#### The request:
State the number of lines that contain "time", with no other text.

#### Records provided:

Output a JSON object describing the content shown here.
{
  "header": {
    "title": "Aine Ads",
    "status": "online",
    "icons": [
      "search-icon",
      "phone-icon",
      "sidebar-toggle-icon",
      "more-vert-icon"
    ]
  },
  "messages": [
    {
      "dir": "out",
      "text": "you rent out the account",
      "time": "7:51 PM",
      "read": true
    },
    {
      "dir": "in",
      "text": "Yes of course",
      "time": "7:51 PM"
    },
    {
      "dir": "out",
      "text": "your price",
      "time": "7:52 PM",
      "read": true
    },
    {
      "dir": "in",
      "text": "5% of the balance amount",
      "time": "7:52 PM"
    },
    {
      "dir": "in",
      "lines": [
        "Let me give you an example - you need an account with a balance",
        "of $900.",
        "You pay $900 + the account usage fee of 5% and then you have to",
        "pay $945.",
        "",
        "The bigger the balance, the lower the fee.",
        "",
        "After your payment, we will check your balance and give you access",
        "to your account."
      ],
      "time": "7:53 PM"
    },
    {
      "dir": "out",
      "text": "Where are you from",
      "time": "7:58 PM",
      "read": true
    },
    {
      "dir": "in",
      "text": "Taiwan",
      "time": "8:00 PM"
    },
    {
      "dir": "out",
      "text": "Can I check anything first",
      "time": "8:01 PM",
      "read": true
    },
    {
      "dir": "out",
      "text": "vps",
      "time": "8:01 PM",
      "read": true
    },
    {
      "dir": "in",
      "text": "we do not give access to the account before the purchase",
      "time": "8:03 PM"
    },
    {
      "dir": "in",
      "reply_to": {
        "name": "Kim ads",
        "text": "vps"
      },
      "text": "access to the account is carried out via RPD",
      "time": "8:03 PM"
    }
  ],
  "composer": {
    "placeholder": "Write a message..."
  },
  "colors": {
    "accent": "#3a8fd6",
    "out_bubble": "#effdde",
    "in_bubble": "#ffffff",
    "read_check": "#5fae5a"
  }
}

#### Answer to this exercise:
11